# What the task asks
Set down each record below precisely, skipping the pictures.

Dataset entries
========================================================================

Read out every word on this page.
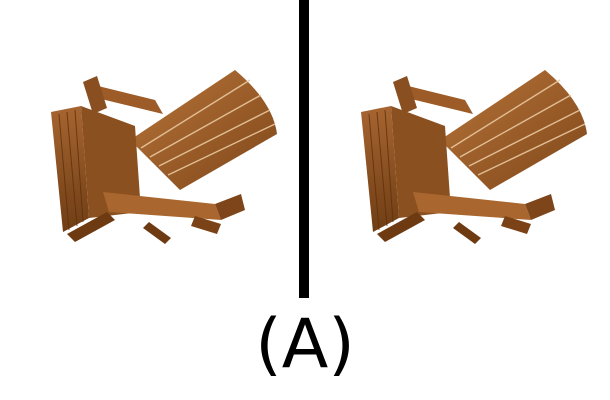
(A)
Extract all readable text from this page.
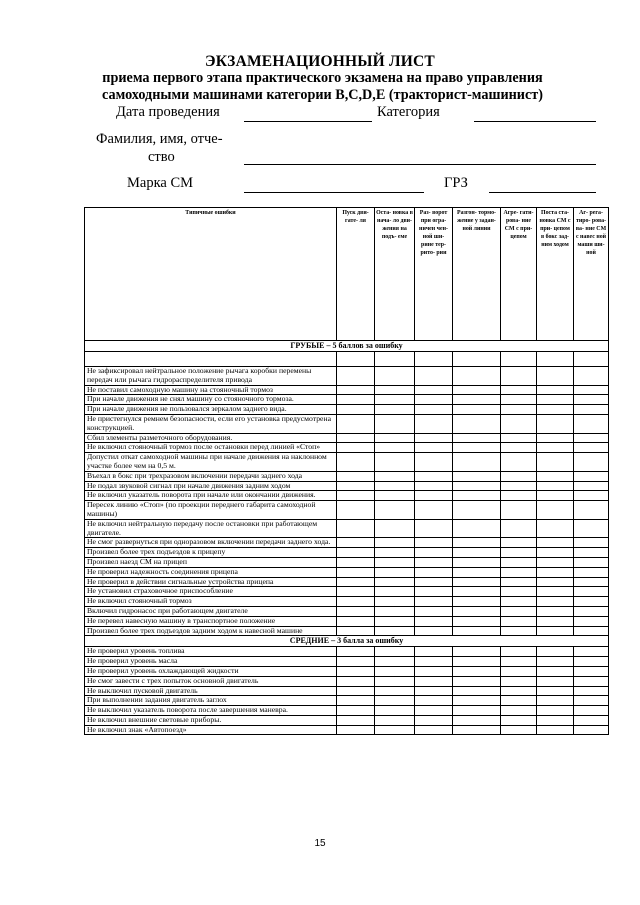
ЭКЗАМЕНАЦИОННЫЙ ЛИСТ
приема первого этапа практического экзамена на право управления самоходными машинами категории B,C,D,E (тракторист-машинист)
Дата проведения	Категория
Фамилия, имя, отче-
ство
Марка СМ	ГРЗ
Типичные ошибки	Пуск дви- гате- ля	Оста- новка в нача- ло дви- жения на подъ- еме	Раз- ворот при огра- ничен чен- ной ши- рине тер- рито- рии	Разгон- тормо- жение у задан- ной линии	Агре- гати- рова- ние СМ с при- цепом	Поста ста- новка СМ с при- цепом в бокс зад- ним ходом	Аг- регa- тиро- рова- ва- ние СМ с навес ной маши ши- ной
ГРУБЫЕ – 5 баллов за ошибку							

Не зафиксировал нейтральное положение рычага коробки перемены передач или рычага гидрораспределителя привода							
Не поставил самоходную машину на стояночный тормоз							
При начале движения не снял машину со стояночного тормоза.							
При начале движения не пользовался зеркалом заднего вида.							
Не пристегнулся ремнем безопасности, если его установка предусмотрена конструкцией.							
Сбил элементы разметочного оборудования.							
Не включил стояночный тормоз после остановки перед линией «Стоп»							
Допустил откат самоходной машины при начале движения на наклонном участке более чем на 0,5 м.							
Въехал в бокс при трехразовом включении передачи заднего хода							
Не подал звуковой сигнал при начале движения задним ходом							
Не включил указатель поворота при начале или окончании движения.							
Пересек линию «Стоп» (по проекции переднего габарита самоходной машины)							
Не включил нейтральную передачу после остановки при работающем двигателе.							
Не смог развернуться при одноразовом включении передачи заднего хода.							
Произвел более трех подъездов к прицепу							
Произвел наезд СМ на прицеп							
Не проверил надежность соединения прицепа							
Не проверил в действии сигнальные устройства прицепа							
Не установил страховочное приспособление							
Не включил стояночный тормоз							
Включил гидронасос при работающем двигателе							
Не перевел навесную машину в транспортное положение							
Произвел более трех подъездов задним ходом к навесной машине							
СРЕДНИЕ – 3 балла за ошибку							
Не проверил уровень топлива							
Не проверил уровень масла							
Не проверил уровень охлаждающей жидкости							
Не смог завести с трех попыток основной двигатель							
Не выключил пусковой двигатель							
При выполнении задания двигатель заглох							
Не выключил указатель поворота после завершения маневра.							
Не включил внешние световые приборы.							
Не включил знак «Автопоезд»							
15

========================================================================

# Exercise solution
Read out every word on this page.
(A)
Extract all readable text from this page.
ЭКЗАМЕНАЦИОННЫЙ ЛИСТ
приема первого этапа практического экзамена на право управления самоходными машинами категории B,C,D,E (тракторист-машинист)
Дата проведения	Категория
Фамилия, имя, отче-
ство
Марка СМ	ГРЗ
Типичные ошибки	Пуск дви- гате- ля	Оста- новка в нача- ло дви- жения на подъ- еме	Раз- ворот при огра- ничен чен- ной ши- рине тер- рито- рии	Разгон- тормо- жение у задан- ной линии	Агре- гати- рова- ние СМ с при- цепом	Поста ста- новка СМ с при- цепом в бокс зад- ним ходом	Аг- регa- тиро- рова- ва- ние СМ с навес ной маши ши- ной
ГРУБЫЕ – 5 баллов за ошибку							

Не зафиксировал нейтральное положение рычага коробки перемены передач или рычага гидрораспределителя привода							
Не поставил самоходную машину на стояночный тормоз							
При начале движения не снял машину со стояночного тормоза.							
При начале движения не пользовался зеркалом заднего вида.							
Не пристегнулся ремнем безопасности, если его установка предусмотрена конструкцией.							
Сбил элементы разметочного оборудования.							
Не включил стояночный тормоз после остановки перед линией «Стоп»							
Допустил откат самоходной машины при начале движения на наклонном участке более чем на 0,5 м.							
Въехал в бокс при трехразовом включении передачи заднего хода							
Не подал звуковой сигнал при начале движения задним ходом							
Не включил указатель поворота при начале или окончании движения.							
Пересек линию «Стоп» (по проекции переднего габарита самоходной машины)							
Не включил нейтральную передачу после остановки при работающем двигателе.							
Не смог развернуться при одноразовом включении передачи заднего хода.							
Произвел более трех подъездов к прицепу							
Произвел наезд СМ на прицеп							
Не проверил надежность соединения прицепа							
Не проверил в действии сигнальные устройства прицепа							
Не установил страховочное приспособление							
Не включил стояночный тормоз							
Включил гидронасос при работающем двигателе							
Не перевел навесную машину в транспортное положение							
Произвел более трех подъездов задним ходом к навесной машине							
СРЕДНИЕ – 3 балла за ошибку							
Не проверил уровень топлива							
Не проверил уровень масла							
Не проверил уровень охлаждающей жидкости							
Не смог завести с трех попыток основной двигатель							
Не выключил пусковой двигатель							
При выполнении задания двигатель заглох							
Не выключил указатель поворота после завершения маневра.							
Не включил внешние световые приборы.							
Не включил знак «Автопоезд»							
15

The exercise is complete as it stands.